[Recorded data]
◇ ◇ ◇ ◇

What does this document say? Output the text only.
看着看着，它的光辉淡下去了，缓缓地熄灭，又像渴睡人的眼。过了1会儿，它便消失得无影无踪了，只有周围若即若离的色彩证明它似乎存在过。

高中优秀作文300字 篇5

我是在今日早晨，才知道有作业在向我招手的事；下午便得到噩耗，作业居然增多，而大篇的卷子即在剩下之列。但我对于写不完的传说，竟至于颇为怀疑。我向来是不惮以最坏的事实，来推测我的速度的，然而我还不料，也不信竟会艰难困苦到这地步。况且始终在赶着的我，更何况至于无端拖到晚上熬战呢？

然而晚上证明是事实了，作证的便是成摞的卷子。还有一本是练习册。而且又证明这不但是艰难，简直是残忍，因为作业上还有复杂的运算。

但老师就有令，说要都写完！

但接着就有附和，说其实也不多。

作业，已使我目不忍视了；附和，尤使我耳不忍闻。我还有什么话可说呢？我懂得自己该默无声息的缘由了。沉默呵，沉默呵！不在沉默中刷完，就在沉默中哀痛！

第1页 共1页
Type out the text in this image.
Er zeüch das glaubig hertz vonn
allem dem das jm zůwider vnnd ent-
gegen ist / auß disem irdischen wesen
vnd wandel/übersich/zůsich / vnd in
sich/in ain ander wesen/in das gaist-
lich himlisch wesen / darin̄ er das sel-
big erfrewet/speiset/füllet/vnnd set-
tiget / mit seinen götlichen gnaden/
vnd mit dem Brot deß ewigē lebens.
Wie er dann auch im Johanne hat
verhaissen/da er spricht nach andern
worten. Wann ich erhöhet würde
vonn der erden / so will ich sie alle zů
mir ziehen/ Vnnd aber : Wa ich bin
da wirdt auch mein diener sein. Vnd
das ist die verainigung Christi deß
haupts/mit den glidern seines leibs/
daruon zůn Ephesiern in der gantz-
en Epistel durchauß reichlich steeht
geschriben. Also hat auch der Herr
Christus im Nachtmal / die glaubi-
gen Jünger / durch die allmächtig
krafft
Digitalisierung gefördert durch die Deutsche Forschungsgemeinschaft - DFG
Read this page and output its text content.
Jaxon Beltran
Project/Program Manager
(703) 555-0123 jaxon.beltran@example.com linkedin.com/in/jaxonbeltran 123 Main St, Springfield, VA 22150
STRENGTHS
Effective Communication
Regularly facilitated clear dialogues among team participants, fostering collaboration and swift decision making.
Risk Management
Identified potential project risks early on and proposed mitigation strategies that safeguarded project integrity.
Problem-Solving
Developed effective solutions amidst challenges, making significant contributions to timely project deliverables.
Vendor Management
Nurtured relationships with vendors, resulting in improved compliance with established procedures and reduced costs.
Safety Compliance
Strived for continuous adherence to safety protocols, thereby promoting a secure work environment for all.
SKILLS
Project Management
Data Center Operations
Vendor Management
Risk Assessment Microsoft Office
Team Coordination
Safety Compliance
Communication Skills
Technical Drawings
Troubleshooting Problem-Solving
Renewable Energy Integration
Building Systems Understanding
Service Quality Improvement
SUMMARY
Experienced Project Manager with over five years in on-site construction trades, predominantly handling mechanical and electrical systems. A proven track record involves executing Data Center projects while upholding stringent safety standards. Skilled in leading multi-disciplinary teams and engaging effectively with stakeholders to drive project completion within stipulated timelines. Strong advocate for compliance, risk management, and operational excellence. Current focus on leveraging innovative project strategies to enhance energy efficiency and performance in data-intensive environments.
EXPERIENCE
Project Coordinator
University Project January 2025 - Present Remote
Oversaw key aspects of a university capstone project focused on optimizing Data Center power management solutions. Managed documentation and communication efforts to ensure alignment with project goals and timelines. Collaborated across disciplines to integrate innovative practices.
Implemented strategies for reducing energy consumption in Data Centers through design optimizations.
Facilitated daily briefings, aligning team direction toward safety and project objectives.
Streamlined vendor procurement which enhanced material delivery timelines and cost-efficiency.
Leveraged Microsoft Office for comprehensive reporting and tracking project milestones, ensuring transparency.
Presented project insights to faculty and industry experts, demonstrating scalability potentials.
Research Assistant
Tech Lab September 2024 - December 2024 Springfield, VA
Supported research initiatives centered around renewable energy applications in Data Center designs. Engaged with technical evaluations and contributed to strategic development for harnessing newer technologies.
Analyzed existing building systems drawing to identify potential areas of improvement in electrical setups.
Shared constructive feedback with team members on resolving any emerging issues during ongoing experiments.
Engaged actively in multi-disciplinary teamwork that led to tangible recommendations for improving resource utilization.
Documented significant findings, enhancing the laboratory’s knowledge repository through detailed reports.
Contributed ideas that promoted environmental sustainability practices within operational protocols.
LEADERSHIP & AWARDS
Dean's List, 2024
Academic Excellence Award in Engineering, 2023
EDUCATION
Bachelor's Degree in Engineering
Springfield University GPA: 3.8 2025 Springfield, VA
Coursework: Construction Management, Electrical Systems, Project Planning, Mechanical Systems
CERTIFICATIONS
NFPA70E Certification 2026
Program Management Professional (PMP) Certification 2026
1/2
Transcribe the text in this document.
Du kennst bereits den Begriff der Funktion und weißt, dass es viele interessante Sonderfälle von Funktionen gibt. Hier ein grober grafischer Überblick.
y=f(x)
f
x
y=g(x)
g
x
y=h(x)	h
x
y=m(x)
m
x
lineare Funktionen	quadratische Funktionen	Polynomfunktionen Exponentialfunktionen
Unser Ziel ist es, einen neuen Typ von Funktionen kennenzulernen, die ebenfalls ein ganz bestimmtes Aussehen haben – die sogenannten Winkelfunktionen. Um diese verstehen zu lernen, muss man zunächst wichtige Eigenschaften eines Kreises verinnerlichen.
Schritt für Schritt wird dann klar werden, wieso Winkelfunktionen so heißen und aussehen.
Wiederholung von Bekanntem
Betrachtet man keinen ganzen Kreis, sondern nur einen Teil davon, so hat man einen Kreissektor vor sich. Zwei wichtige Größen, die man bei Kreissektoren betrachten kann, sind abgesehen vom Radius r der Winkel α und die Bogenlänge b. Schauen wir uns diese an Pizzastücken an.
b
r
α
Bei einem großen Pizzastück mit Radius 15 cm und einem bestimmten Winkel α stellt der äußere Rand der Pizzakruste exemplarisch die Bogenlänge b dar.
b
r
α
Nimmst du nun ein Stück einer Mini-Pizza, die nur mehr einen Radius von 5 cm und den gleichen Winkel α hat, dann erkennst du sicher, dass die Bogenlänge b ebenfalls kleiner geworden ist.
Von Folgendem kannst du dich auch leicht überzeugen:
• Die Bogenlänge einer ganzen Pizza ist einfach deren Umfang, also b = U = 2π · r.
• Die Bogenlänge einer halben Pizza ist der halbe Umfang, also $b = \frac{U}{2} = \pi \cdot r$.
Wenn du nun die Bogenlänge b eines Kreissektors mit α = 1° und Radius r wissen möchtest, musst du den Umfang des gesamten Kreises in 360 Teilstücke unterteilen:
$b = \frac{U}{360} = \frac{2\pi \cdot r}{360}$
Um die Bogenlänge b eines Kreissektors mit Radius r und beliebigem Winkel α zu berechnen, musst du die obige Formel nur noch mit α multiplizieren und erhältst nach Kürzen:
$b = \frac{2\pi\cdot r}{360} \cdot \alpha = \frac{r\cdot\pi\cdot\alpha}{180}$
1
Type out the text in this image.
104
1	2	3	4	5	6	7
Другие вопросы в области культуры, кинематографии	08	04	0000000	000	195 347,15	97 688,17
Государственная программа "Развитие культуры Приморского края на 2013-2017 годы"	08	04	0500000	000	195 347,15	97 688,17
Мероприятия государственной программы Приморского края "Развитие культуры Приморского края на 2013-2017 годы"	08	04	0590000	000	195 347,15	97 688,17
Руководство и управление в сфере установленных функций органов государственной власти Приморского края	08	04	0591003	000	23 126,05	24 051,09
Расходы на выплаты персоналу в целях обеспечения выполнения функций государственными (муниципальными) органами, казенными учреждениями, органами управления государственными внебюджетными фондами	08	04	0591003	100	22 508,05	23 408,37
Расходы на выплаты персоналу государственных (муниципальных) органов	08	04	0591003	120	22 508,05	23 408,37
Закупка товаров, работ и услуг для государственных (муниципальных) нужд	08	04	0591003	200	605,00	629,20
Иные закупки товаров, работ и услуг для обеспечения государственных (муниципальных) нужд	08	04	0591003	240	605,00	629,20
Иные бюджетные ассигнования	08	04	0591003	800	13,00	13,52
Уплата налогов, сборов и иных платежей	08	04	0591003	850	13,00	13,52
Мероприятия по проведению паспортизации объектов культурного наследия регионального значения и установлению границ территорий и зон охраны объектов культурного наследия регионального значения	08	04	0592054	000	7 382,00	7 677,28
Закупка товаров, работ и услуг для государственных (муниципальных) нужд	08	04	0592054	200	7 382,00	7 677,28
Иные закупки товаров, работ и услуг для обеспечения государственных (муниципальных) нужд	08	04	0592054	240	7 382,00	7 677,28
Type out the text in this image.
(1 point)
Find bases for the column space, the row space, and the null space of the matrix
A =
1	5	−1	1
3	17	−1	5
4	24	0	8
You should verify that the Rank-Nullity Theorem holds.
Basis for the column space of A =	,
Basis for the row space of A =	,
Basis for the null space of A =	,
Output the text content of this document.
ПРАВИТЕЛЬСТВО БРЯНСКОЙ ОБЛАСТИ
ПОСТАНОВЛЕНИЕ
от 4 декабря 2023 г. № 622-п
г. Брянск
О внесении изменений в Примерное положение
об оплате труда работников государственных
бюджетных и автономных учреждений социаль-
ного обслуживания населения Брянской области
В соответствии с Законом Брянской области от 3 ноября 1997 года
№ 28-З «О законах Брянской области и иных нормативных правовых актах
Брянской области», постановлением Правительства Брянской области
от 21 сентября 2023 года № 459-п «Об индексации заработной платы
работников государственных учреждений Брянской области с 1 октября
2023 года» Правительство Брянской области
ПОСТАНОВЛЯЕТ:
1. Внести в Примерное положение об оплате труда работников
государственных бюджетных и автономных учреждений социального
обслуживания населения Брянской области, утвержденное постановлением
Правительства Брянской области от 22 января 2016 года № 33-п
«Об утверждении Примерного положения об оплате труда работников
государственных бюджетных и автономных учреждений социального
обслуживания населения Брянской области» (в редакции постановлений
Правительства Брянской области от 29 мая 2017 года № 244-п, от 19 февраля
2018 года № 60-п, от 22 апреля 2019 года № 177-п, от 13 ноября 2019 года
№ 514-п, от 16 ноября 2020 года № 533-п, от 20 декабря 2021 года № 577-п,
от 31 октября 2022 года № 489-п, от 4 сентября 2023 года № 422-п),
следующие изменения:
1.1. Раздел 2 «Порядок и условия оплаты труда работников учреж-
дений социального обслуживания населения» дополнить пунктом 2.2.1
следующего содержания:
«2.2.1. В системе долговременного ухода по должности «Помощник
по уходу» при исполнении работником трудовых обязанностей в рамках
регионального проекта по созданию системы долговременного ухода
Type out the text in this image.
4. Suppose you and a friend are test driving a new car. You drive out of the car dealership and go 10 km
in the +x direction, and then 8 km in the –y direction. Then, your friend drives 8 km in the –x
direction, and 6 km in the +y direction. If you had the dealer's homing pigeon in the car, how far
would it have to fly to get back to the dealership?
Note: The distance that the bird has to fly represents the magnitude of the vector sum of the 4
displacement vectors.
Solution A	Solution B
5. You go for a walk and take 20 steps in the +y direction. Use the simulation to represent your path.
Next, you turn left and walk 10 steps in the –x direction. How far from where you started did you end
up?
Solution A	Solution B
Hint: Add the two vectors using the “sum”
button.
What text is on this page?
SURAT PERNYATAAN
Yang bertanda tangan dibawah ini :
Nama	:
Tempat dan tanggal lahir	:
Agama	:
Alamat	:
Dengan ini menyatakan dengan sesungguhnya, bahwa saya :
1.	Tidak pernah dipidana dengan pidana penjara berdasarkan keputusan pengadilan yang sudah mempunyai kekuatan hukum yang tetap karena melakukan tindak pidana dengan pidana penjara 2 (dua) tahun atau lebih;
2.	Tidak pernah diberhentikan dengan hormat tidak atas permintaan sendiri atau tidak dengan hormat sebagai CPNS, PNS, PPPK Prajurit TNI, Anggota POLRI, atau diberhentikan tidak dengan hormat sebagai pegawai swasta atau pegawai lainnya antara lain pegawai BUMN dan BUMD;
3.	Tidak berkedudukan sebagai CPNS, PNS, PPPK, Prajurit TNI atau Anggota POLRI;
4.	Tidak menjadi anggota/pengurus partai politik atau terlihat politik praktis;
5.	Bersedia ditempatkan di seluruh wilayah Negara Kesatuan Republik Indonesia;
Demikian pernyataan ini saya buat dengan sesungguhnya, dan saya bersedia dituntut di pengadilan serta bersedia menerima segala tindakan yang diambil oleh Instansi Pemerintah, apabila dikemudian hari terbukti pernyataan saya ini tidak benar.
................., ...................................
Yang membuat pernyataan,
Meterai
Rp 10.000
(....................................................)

◇ ◇ ◇ ◇

** What you have to do **
Report only how many lines in the records contain the word "Приморского".

** The output **
3